Dataset records »
============
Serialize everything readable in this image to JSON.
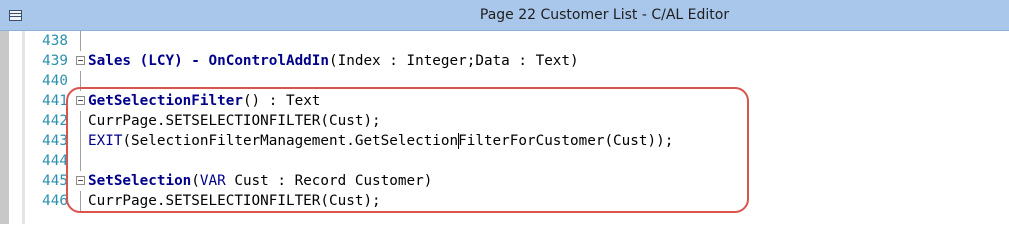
{
  "window": {
    "title": "Page 22 Customer List - C/AL Editor"
  },
  "colors": {
    "titlebar": "#a9c7ea",
    "line_number": "#2b91af",
    "function_name": "#00008b",
    "highlight_border": "#d9534f"
  },
  "lines": [
    {
      "num": "438",
      "fold": false,
      "parts": []
    },
    {
      "num": "439",
      "fold": true,
      "parts": [
        {
          "t": "Sales (LCY) - OnControlAddIn",
          "c": "fn"
        },
        {
          "t": "(Index : Integer;Data : Text)",
          "c": ""
        }
      ]
    },
    {
      "num": "440",
      "fold": false,
      "parts": []
    },
    {
      "num": "441",
      "fold": true,
      "parts": [
        {
          "t": "GetSelectionFilter",
          "c": "fn"
        },
        {
          "t": "() : Text",
          "c": ""
        }
      ]
    },
    {
      "num": "442",
      "fold": false,
      "parts": [
        {
          "t": "CurrPage.SETSELECTIONFILTER(Cust);",
          "c": ""
        }
      ]
    },
    {
      "num": "443",
      "fold": false,
      "parts": [
        {
          "t": "EXIT",
          "c": "kw"
        },
        {
          "t": "(SelectionFilterManagement.GetSelectionFilterForCustomer(Cust));",
          "c": ""
        }
      ]
    },
    {
      "num": "444",
      "fold": false,
      "parts": []
    },
    {
      "num": "445",
      "fold": true,
      "parts": [
        {
          "t": "SetSelection",
          "c": "fn"
        },
        {
          "t": "(",
          "c": ""
        },
        {
          "t": "VAR",
          "c": "kw"
        },
        {
          "t": " Cust : Record Customer)",
          "c": ""
        }
      ]
    },
    {
      "num": "446",
      "fold": false,
      "parts": [
        {
          "t": "CurrPage.SETSELECTIONFILTER(Cust);",
          "c": ""
        }
      ]
    }
  ]
}
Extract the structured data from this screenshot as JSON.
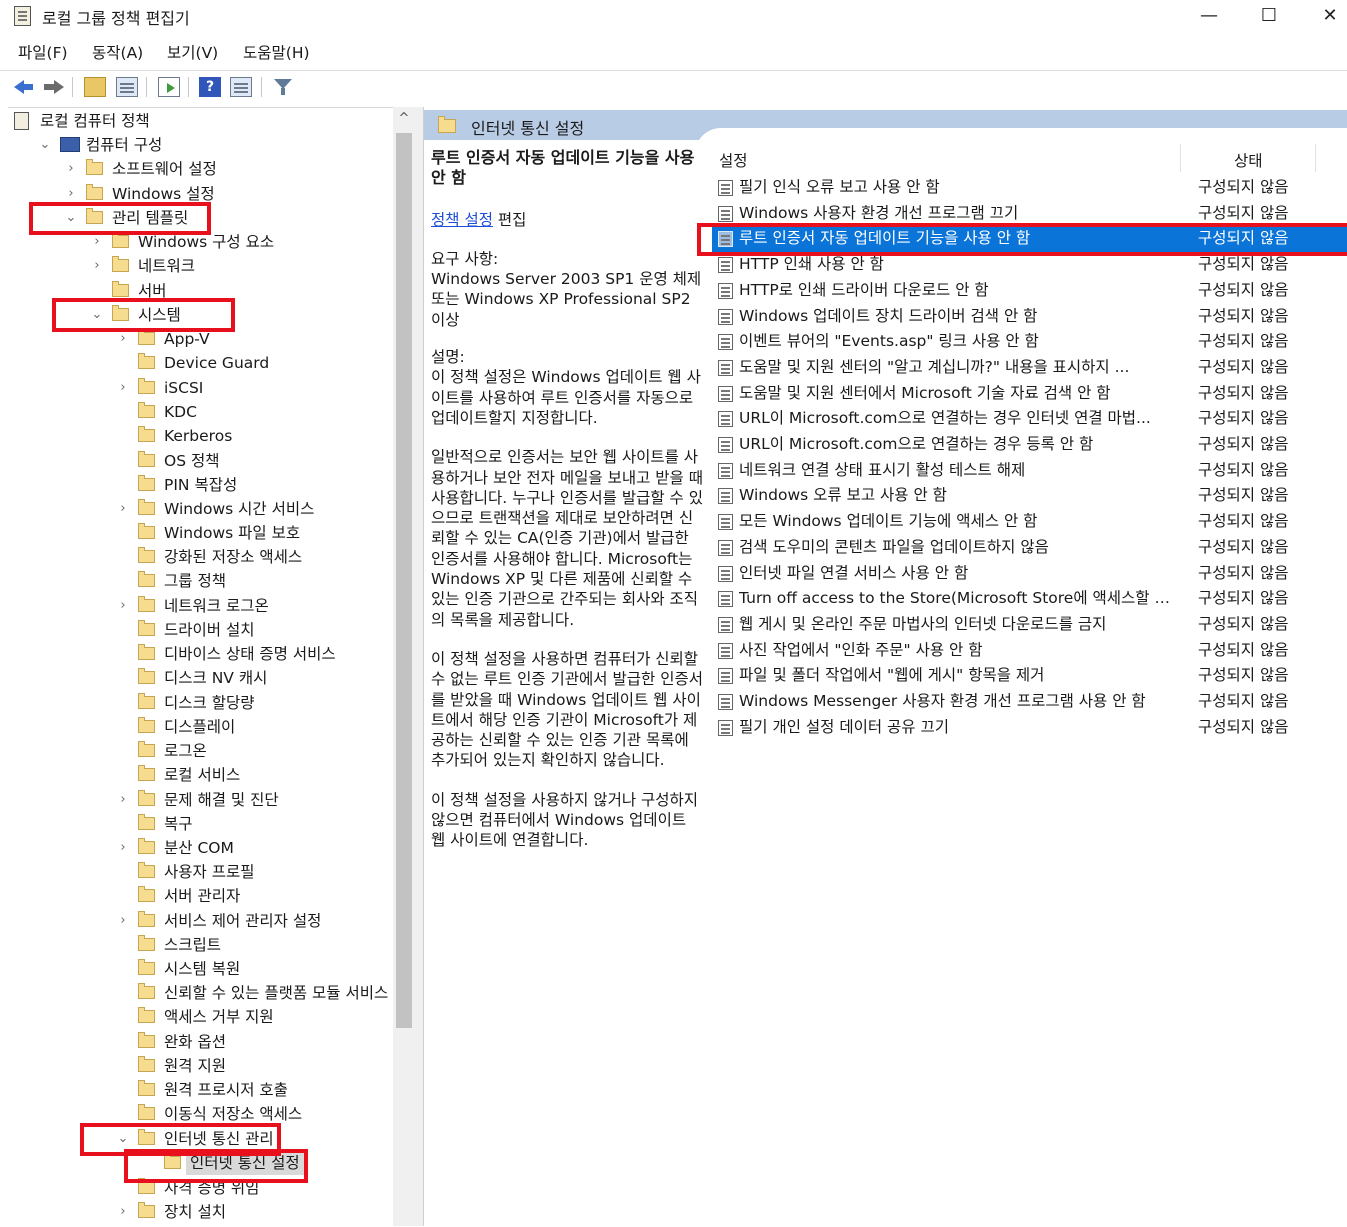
{
  "window": {
    "title": "로컬 그룹 정책 편집기",
    "controls": [
      "—",
      "☐",
      "✕"
    ]
  },
  "menu": [
    "파일(F)",
    "동작(A)",
    "보기(V)",
    "도움말(H)"
  ],
  "toolbar": {
    "icons": [
      "back-arrow-icon",
      "forward-arrow-icon",
      "up-folder-icon",
      "show-hide-tree-icon",
      "export-list-icon",
      "help-icon",
      "extended-view-icon",
      "filter-icon"
    ],
    "help_glyph": "?"
  },
  "tree": [
    {
      "label": "로컬 컴퓨터 정책",
      "expander": "",
      "icon": "doc"
    },
    {
      "label": "컴퓨터 구성",
      "expander": "⌄",
      "icon": "pc"
    },
    {
      "label": "소프트웨어 설정",
      "expander": "›",
      "icon": "folder"
    },
    {
      "label": "Windows 설정",
      "expander": "›",
      "icon": "folder"
    },
    {
      "label": "관리 템플릿",
      "expander": "⌄",
      "icon": "folder"
    },
    {
      "label": "Windows 구성 요소",
      "expander": "›",
      "icon": "folder"
    },
    {
      "label": "네트워크",
      "expander": "›",
      "icon": "folder"
    },
    {
      "label": "서버",
      "expander": "",
      "icon": "folder"
    },
    {
      "label": "시스템",
      "expander": "⌄",
      "icon": "folder"
    },
    {
      "label": "App-V",
      "expander": "›",
      "icon": "folder"
    },
    {
      "label": "Device Guard",
      "expander": "",
      "icon": "folder"
    },
    {
      "label": "iSCSI",
      "expander": "›",
      "icon": "folder"
    },
    {
      "label": "KDC",
      "expander": "",
      "icon": "folder"
    },
    {
      "label": "Kerberos",
      "expander": "",
      "icon": "folder"
    },
    {
      "label": "OS 정책",
      "expander": "",
      "icon": "folder"
    },
    {
      "label": "PIN 복잡성",
      "expander": "",
      "icon": "folder"
    },
    {
      "label": "Windows 시간 서비스",
      "expander": "›",
      "icon": "folder"
    },
    {
      "label": "Windows 파일 보호",
      "expander": "",
      "icon": "folder"
    },
    {
      "label": "강화된 저장소 액세스",
      "expander": "",
      "icon": "folder"
    },
    {
      "label": "그룹 정책",
      "expander": "",
      "icon": "folder"
    },
    {
      "label": "네트워크 로그온",
      "expander": "›",
      "icon": "folder"
    },
    {
      "label": "드라이버 설치",
      "expander": "",
      "icon": "folder"
    },
    {
      "label": "디바이스 상태 증명 서비스",
      "expander": "",
      "icon": "folder"
    },
    {
      "label": "디스크 NV 캐시",
      "expander": "",
      "icon": "folder"
    },
    {
      "label": "디스크 할당량",
      "expander": "",
      "icon": "folder"
    },
    {
      "label": "디스플레이",
      "expander": "",
      "icon": "folder"
    },
    {
      "label": "로그온",
      "expander": "",
      "icon": "folder"
    },
    {
      "label": "로컬 서비스",
      "expander": "",
      "icon": "folder"
    },
    {
      "label": "문제 해결 및 진단",
      "expander": "›",
      "icon": "folder"
    },
    {
      "label": "복구",
      "expander": "",
      "icon": "folder"
    },
    {
      "label": "분산 COM",
      "expander": "›",
      "icon": "folder"
    },
    {
      "label": "사용자 프로필",
      "expander": "",
      "icon": "folder"
    },
    {
      "label": "서버 관리자",
      "expander": "",
      "icon": "folder"
    },
    {
      "label": "서비스 제어 관리자 설정",
      "expander": "›",
      "icon": "folder"
    },
    {
      "label": "스크립트",
      "expander": "",
      "icon": "folder"
    },
    {
      "label": "시스템 복원",
      "expander": "",
      "icon": "folder"
    },
    {
      "label": "신뢰할 수 있는 플랫폼 모듈 서비스",
      "expander": "",
      "icon": "folder"
    },
    {
      "label": "액세스 거부 지원",
      "expander": "",
      "icon": "folder"
    },
    {
      "label": "완화 옵션",
      "expander": "",
      "icon": "folder"
    },
    {
      "label": "원격 지원",
      "expander": "",
      "icon": "folder"
    },
    {
      "label": "원격 프로시저 호출",
      "expander": "",
      "icon": "folder"
    },
    {
      "label": "이동식 저장소 액세스",
      "expander": "",
      "icon": "folder"
    },
    {
      "label": "인터넷 통신 관리",
      "expander": "⌄",
      "icon": "folder"
    },
    {
      "label": "인터넷 통신 설정",
      "expander": "",
      "icon": "folder"
    },
    {
      "label": "자격 증명 위임",
      "expander": "",
      "icon": "folder"
    },
    {
      "label": "장치 설치",
      "expander": "›",
      "icon": "folder"
    }
  ],
  "content_header": {
    "title": "인터넷 통신 설정"
  },
  "description": {
    "policy_title": "루트 인증서 자동 업데이트 기능을 사용 안 함",
    "edit_link": "정책 설정",
    "edit_suffix": " 편집",
    "requirements_label": "요구 사항:",
    "requirements_text": "Windows Server 2003 SP1 운영 체제 또는 Windows XP Professional SP2 이상",
    "description_label": "설명:",
    "paragraphs": [
      "이 정책 설정은 Windows 업데이트 웹 사이트를 사용하여 루트 인증서를 자동으로 업데이트할지 지정합니다.",
      "일반적으로 인증서는 보안 웹 사이트를 사용하거나 보안 전자 메일을 보내고 받을 때 사용합니다. 누구나 인증서를 발급할 수 있으므로 트랜잭션을 제대로 보안하려면 신뢰할 수 있는 CA(인증 기관)에서 발급한 인증서를 사용해야 합니다. Microsoft는 Windows XP 및 다른 제품에 신뢰할 수 있는 인증 기관으로 간주되는 회사와 조직의 목록을 제공합니다.",
      "이 정책 설정을 사용하면 컴퓨터가 신뢰할 수 없는 루트 인증 기관에서 발급한 인증서를 받았을 때 Windows 업데이트 웹 사이트에서 해당 인증 기관이 Microsoft가 제공하는 신뢰할 수 있는 인증 기관 목록에 추가되어 있는지 확인하지 않습니다.",
      "이 정책 설정을 사용하지 않거나 구성하지 않으면 컴퓨터에서 Windows 업데이트 웹 사이트에 연결합니다."
    ]
  },
  "list": {
    "col_setting": "설정",
    "col_state": "상태",
    "rows": [
      {
        "name": "필기 인식 오류 보고 사용 안 함",
        "state": "구성되지 않음"
      },
      {
        "name": "Windows 사용자 환경 개선 프로그램 끄기",
        "state": "구성되지 않음"
      },
      {
        "name": "루트 인증서 자동 업데이트 기능을 사용 안 함",
        "state": "구성되지 않음"
      },
      {
        "name": "HTTP 인쇄 사용 안 함",
        "state": "구성되지 않음"
      },
      {
        "name": "HTTP로 인쇄 드라이버 다운로드 안 함",
        "state": "구성되지 않음"
      },
      {
        "name": "Windows 업데이트 장치 드라이버 검색 안 함",
        "state": "구성되지 않음"
      },
      {
        "name": "이벤트 뷰어의 \"Events.asp\" 링크 사용 안 함",
        "state": "구성되지 않음"
      },
      {
        "name": "도움말 및 지원 센터의 \"알고 계십니까?\" 내용을 표시하지 ...",
        "state": "구성되지 않음"
      },
      {
        "name": "도움말 및 지원 센터에서 Microsoft 기술 자료 검색 안 함",
        "state": "구성되지 않음"
      },
      {
        "name": "URL이 Microsoft.com으로 연결하는 경우 인터넷 연결 마법...",
        "state": "구성되지 않음"
      },
      {
        "name": "URL이 Microsoft.com으로 연결하는 경우 등록 안 함",
        "state": "구성되지 않음"
      },
      {
        "name": "네트워크 연결 상태 표시기 활성 테스트 해제",
        "state": "구성되지 않음"
      },
      {
        "name": "Windows 오류 보고 사용 안 함",
        "state": "구성되지 않음"
      },
      {
        "name": "모든 Windows 업데이트 기능에 액세스 안 함",
        "state": "구성되지 않음"
      },
      {
        "name": "검색 도우미의 콘텐츠 파일을 업데이트하지 않음",
        "state": "구성되지 않음"
      },
      {
        "name": "인터넷 파일 연결 서비스 사용 안 함",
        "state": "구성되지 않음"
      },
      {
        "name": "Turn off access to the Store(Microsoft Store에 액세스할 수...",
        "state": "구성되지 않음"
      },
      {
        "name": "웹 게시 및 온라인 주문 마법사의 인터넷 다운로드를 금지",
        "state": "구성되지 않음"
      },
      {
        "name": "사진 작업에서 \"인화 주문\" 사용 안 함",
        "state": "구성되지 않음"
      },
      {
        "name": "파일 및 폴더 작업에서 \"웹에 게시\" 항목을 제거",
        "state": "구성되지 않음"
      },
      {
        "name": "Windows Messenger 사용자 환경 개선 프로그램 사용 안 함",
        "state": "구성되지 않음"
      },
      {
        "name": "필기 개인 설정 데이터 공유 끄기",
        "state": "구성되지 않음"
      }
    ]
  },
  "colors": {
    "selection": "#0a74d8",
    "highlight_box": "#e8101c",
    "header_band": "#b9cce6"
  }
}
============
TASK INSTRUCTIONS » Find how many lines include the string "JSON" and report that number alone.

CORRECT ANSWER » 2